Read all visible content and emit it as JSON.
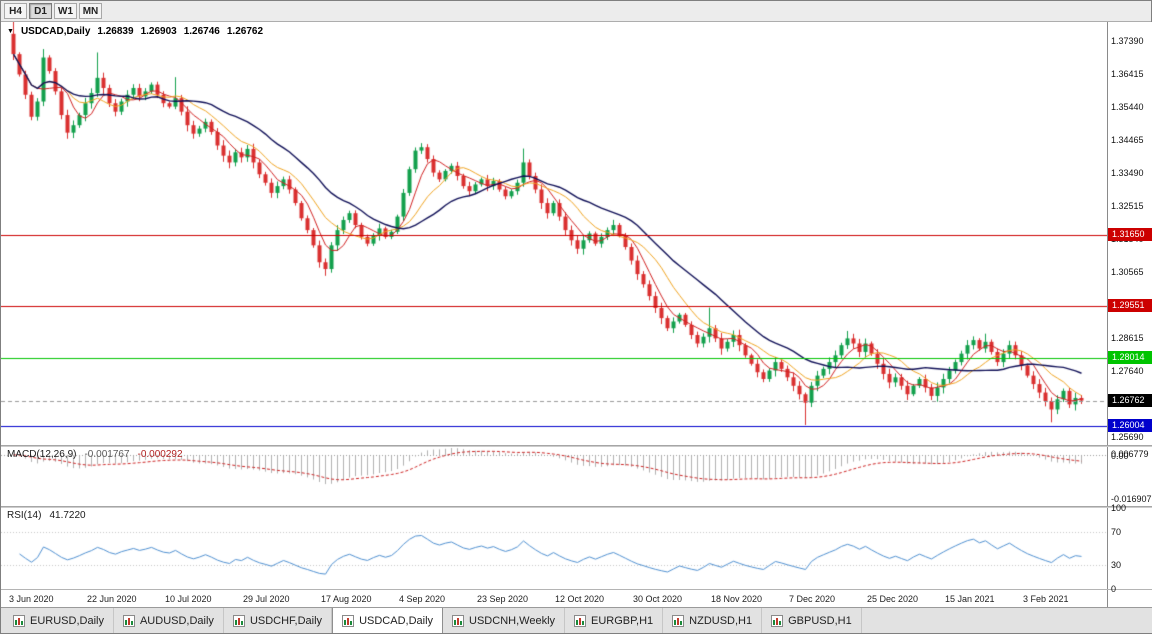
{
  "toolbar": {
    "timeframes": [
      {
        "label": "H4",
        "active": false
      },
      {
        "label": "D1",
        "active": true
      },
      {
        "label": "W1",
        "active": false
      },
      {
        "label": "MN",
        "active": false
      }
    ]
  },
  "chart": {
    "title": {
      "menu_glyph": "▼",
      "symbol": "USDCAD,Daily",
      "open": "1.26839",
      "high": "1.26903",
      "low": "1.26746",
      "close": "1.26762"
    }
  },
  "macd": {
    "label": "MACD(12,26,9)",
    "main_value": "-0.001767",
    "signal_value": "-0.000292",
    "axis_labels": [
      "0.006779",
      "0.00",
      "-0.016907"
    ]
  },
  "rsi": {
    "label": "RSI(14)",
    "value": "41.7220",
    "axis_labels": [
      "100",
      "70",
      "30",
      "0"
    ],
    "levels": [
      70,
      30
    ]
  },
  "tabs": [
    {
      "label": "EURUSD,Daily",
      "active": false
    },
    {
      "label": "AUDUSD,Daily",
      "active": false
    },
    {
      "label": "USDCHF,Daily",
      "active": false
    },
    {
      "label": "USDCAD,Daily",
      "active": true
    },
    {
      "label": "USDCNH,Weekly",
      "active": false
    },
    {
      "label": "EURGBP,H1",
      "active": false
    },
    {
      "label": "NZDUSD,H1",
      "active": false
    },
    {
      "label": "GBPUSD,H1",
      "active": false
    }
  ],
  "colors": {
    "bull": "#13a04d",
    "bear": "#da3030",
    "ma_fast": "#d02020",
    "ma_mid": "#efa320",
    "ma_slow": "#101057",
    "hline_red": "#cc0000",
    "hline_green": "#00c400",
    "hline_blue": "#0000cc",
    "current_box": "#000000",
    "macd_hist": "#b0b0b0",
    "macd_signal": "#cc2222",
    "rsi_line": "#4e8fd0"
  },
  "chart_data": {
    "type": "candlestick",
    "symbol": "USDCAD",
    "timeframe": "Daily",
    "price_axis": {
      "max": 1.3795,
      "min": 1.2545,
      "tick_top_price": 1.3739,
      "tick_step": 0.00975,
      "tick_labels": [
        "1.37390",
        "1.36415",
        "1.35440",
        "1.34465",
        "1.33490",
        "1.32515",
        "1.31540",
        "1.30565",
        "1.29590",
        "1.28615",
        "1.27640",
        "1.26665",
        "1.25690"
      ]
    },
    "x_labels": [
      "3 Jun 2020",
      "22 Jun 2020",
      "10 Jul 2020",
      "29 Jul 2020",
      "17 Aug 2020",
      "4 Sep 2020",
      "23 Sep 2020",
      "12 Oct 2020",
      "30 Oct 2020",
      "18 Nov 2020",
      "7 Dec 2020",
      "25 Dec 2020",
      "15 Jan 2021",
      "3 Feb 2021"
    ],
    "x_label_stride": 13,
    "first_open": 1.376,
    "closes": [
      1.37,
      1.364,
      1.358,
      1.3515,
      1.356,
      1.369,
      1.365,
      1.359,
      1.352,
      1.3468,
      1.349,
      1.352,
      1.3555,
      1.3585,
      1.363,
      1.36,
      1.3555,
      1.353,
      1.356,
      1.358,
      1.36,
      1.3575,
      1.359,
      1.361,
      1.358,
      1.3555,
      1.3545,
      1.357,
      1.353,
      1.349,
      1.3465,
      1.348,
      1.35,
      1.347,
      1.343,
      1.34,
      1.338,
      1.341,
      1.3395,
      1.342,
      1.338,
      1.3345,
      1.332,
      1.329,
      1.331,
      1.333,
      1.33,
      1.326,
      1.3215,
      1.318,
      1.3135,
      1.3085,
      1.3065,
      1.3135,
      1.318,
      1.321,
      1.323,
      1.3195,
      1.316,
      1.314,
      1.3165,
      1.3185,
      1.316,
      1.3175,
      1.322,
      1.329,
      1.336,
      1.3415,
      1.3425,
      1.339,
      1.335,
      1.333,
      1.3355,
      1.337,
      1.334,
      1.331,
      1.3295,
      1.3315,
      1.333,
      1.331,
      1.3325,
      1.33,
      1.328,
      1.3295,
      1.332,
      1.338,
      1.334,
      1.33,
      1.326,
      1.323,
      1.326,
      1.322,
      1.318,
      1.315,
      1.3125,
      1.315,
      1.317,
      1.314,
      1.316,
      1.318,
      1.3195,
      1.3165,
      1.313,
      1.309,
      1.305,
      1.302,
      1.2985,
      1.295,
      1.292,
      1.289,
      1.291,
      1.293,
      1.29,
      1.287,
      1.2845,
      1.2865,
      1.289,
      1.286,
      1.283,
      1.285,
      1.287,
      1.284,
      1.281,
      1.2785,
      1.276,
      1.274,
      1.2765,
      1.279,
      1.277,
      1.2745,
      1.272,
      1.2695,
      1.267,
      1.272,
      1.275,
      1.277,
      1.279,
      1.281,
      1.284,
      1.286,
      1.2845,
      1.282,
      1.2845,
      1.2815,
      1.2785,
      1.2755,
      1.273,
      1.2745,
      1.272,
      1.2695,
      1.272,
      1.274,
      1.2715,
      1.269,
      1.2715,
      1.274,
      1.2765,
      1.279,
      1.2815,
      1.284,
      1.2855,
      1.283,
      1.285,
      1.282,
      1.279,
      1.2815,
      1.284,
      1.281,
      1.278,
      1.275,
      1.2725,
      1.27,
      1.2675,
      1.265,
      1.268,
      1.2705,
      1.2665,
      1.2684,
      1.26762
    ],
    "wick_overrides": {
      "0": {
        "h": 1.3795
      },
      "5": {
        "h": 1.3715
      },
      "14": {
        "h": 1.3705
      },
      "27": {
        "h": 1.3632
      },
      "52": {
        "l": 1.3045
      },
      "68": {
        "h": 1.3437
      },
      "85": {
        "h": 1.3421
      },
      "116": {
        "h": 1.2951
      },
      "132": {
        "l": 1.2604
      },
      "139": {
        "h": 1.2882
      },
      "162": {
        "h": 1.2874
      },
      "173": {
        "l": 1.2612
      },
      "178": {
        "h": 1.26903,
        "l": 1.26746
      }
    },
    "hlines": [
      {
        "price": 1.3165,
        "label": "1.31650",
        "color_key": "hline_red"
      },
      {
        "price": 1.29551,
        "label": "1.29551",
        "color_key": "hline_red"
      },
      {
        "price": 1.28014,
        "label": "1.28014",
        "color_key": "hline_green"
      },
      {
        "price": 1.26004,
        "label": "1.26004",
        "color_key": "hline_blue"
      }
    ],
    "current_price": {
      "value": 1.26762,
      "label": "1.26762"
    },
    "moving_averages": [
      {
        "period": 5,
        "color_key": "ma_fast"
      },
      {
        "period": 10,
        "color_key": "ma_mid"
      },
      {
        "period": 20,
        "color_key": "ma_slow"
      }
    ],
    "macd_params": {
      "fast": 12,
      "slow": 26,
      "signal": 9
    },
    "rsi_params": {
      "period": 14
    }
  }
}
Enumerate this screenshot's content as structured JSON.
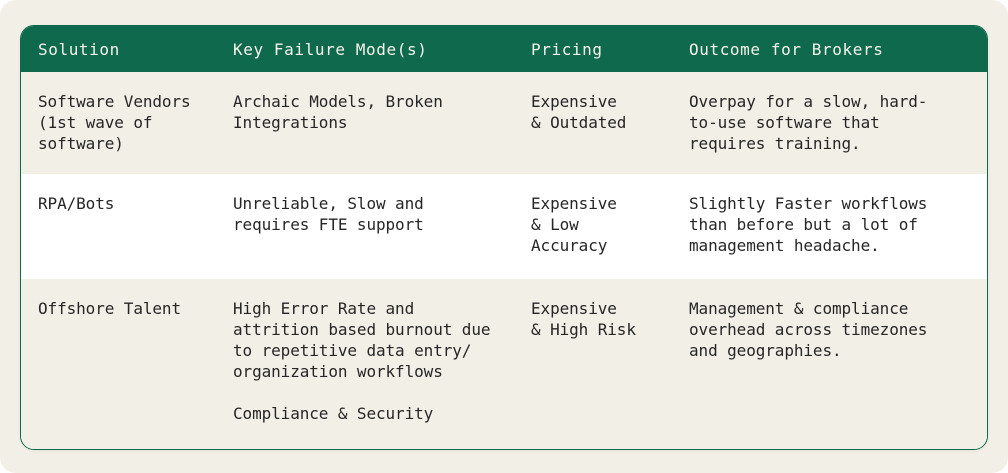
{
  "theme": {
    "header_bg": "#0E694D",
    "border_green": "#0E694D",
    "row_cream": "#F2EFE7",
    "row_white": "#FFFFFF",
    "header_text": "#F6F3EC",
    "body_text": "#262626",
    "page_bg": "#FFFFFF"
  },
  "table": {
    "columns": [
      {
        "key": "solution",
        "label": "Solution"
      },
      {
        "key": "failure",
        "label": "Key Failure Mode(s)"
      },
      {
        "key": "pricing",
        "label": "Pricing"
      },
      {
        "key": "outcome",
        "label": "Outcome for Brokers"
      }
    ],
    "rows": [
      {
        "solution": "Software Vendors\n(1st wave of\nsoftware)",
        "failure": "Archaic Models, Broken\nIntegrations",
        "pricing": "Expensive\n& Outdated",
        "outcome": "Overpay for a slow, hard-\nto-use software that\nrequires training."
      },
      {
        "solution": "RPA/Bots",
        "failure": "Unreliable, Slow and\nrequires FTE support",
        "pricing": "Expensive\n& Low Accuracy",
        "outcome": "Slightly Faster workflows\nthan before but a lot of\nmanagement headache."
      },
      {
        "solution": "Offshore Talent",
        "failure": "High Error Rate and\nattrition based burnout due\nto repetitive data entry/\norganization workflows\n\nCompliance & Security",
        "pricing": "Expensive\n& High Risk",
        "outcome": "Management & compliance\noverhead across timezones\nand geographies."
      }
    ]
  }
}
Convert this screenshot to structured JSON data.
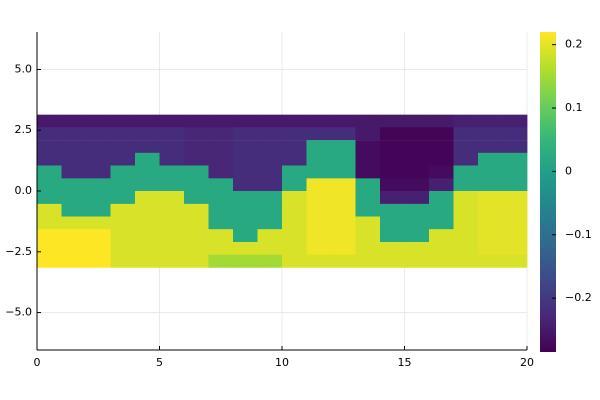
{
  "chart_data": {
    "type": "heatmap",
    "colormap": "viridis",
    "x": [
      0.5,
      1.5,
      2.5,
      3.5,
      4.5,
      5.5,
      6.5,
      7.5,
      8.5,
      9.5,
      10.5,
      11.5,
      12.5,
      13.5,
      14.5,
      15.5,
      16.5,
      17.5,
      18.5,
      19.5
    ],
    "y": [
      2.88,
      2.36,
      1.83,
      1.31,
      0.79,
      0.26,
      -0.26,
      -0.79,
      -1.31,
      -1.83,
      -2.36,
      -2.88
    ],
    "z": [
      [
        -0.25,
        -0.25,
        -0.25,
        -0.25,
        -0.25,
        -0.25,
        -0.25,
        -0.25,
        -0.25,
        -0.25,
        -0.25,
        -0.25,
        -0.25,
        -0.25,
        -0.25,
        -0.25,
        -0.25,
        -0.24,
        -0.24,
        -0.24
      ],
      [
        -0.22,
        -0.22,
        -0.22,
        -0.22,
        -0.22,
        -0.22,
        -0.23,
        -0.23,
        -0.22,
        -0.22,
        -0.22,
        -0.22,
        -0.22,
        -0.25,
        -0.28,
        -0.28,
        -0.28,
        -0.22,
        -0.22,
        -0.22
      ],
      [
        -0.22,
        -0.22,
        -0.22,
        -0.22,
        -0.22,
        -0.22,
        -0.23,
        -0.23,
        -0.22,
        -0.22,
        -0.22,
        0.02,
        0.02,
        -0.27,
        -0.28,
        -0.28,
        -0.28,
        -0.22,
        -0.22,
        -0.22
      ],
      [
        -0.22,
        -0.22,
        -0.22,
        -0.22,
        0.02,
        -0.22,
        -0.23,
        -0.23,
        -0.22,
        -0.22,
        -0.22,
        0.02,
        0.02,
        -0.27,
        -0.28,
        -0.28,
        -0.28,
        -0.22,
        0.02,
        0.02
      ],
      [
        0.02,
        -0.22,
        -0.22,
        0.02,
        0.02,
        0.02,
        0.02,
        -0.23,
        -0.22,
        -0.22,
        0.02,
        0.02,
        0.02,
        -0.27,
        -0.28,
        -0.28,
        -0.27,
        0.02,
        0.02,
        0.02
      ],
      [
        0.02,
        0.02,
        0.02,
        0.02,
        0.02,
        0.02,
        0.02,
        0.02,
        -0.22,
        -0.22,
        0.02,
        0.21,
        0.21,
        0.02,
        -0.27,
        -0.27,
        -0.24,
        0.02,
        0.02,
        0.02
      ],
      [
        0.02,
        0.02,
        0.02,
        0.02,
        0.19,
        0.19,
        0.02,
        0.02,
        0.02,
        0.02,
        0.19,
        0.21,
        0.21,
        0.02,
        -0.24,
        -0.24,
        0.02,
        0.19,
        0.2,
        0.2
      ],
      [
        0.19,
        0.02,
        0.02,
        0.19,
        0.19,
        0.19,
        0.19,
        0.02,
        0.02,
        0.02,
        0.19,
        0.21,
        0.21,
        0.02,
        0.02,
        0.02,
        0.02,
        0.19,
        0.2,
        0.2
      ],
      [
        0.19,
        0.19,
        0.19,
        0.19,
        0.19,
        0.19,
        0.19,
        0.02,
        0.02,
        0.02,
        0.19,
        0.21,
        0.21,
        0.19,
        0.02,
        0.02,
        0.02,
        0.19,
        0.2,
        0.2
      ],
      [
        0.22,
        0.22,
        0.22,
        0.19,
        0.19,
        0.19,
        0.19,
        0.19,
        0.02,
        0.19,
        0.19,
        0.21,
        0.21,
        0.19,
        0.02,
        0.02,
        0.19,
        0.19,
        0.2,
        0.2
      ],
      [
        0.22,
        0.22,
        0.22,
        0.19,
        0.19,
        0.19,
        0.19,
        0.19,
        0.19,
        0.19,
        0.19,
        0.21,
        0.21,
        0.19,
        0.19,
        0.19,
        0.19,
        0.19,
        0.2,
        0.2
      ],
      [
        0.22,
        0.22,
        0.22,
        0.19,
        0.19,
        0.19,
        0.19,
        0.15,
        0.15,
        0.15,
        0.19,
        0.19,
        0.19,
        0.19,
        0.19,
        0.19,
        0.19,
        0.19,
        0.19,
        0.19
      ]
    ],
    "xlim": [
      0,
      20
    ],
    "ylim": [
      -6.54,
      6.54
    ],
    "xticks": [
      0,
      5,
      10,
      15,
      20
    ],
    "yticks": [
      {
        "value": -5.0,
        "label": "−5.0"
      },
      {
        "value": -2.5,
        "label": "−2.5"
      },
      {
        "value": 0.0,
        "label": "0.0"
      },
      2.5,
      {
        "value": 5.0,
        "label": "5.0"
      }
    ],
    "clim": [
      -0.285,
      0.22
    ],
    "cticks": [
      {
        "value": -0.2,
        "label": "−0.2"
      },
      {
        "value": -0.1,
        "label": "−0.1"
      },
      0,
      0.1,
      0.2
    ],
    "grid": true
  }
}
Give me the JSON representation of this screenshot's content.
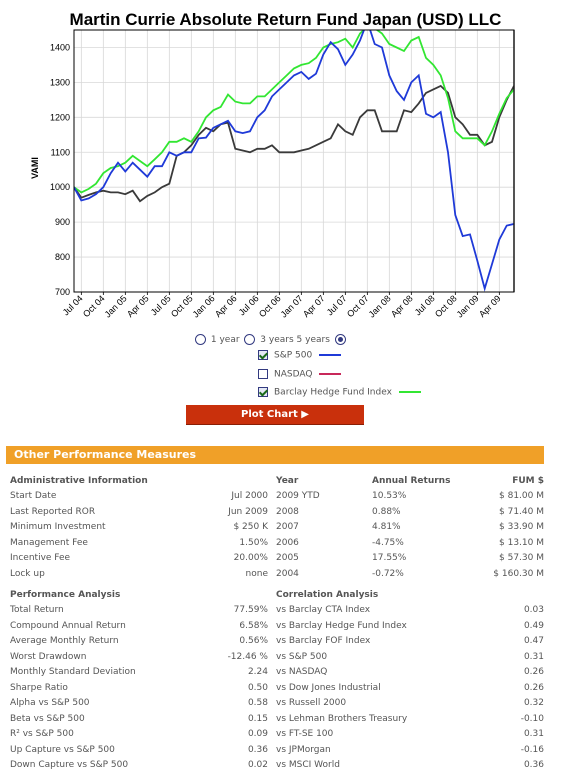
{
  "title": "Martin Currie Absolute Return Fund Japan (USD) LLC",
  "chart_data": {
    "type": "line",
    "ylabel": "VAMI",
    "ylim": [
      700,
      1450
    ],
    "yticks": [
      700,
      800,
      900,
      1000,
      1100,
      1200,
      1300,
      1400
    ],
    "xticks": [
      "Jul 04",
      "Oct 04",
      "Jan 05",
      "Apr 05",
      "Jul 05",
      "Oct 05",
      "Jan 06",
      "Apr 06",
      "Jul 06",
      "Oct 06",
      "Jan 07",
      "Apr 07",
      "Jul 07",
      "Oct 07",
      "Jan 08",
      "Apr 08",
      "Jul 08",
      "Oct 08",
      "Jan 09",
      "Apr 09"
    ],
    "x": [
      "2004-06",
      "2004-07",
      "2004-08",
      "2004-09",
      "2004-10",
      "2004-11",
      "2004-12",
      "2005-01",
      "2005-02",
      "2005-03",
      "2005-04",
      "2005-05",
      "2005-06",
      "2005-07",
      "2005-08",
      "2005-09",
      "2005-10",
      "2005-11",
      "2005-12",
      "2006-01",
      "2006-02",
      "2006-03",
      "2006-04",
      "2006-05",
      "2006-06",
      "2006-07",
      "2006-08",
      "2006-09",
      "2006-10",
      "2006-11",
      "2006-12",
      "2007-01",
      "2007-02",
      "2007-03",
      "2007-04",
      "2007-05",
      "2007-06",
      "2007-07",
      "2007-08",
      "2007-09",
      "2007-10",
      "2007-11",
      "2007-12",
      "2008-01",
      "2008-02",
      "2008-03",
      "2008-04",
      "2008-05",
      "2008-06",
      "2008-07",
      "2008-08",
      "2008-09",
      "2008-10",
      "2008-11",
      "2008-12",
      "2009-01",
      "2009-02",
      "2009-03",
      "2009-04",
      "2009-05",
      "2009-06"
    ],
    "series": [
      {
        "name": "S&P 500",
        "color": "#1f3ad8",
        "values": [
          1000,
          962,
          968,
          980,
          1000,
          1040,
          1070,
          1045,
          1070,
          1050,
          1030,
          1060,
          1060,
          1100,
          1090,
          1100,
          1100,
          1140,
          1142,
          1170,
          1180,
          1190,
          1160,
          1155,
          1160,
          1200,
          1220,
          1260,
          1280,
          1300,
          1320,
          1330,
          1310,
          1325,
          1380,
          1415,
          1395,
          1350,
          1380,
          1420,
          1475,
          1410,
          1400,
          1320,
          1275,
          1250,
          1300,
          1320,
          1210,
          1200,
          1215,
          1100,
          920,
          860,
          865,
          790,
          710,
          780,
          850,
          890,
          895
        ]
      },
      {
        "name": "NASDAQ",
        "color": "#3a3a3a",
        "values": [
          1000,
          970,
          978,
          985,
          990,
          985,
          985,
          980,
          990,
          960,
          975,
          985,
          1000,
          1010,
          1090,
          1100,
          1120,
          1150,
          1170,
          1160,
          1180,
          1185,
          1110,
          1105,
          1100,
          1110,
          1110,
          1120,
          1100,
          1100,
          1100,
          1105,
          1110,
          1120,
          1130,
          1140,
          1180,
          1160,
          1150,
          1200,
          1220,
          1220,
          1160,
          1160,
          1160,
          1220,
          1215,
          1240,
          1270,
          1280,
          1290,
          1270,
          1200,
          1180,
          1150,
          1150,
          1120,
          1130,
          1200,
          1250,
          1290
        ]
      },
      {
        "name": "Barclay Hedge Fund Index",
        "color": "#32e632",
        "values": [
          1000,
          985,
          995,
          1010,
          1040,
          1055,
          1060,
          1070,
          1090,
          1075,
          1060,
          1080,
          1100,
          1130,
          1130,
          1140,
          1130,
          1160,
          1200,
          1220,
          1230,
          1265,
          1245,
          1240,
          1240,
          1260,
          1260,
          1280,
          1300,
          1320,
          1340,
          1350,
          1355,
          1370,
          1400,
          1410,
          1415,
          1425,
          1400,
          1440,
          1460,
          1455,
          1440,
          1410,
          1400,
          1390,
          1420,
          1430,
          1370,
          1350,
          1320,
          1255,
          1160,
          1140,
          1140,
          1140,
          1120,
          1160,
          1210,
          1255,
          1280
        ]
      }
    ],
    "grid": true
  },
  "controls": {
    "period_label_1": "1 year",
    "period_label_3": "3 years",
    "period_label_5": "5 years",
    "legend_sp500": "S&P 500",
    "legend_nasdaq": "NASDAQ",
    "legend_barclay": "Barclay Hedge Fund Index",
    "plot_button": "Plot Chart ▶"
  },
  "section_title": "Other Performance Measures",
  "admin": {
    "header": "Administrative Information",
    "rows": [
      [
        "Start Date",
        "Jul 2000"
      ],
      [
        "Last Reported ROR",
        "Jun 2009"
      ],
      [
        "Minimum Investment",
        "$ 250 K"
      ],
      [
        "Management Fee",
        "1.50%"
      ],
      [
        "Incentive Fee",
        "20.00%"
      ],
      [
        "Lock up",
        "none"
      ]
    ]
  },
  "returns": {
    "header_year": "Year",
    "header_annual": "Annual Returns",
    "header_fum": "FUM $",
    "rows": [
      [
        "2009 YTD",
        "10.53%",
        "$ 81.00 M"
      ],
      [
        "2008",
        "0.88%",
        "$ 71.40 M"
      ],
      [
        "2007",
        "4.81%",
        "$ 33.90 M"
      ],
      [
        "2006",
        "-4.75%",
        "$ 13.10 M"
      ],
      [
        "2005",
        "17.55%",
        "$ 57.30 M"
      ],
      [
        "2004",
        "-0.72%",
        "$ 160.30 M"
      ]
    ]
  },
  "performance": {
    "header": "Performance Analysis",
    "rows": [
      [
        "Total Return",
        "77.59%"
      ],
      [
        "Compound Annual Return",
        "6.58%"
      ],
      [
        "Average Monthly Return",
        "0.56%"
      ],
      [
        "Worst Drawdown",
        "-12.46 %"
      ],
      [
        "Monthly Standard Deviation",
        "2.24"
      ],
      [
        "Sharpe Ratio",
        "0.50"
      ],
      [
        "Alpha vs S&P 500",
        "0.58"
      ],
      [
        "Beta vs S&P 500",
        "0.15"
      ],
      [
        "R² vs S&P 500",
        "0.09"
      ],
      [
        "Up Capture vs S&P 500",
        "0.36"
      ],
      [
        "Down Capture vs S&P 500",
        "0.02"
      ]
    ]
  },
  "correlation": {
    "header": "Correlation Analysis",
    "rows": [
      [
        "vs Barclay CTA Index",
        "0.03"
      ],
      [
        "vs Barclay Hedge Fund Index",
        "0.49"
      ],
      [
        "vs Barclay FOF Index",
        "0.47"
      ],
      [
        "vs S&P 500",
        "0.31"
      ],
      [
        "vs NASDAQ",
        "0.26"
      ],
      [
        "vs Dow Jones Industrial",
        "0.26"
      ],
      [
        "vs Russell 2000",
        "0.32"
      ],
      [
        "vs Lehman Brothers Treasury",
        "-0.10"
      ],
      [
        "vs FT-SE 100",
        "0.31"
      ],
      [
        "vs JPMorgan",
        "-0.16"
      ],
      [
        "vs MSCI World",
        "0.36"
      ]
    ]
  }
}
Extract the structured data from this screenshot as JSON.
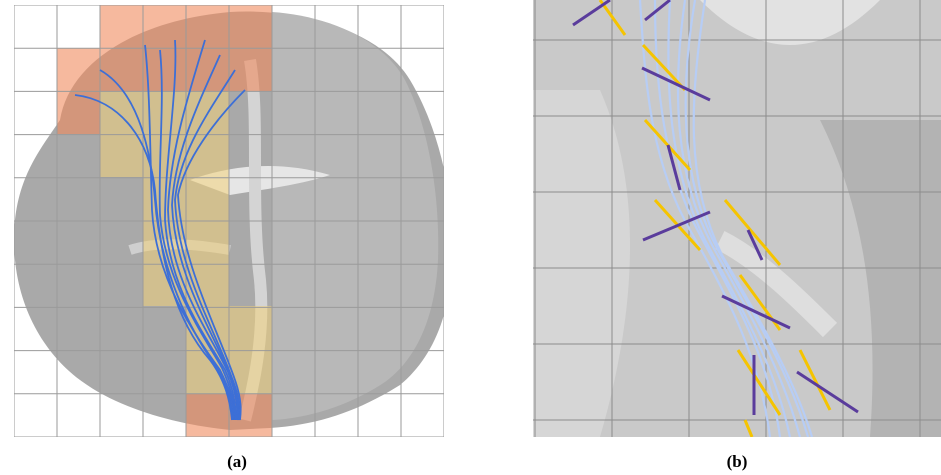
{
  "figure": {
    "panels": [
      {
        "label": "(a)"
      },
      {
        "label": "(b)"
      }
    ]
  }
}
- - - - - - -
→ **Task statement**:
Which lines hold the string "Annual"? Copy all of them from the data above.

→ **Solution to this exercise**:
    "header_annual": "Annual Returns",
        "Compound Annual Return",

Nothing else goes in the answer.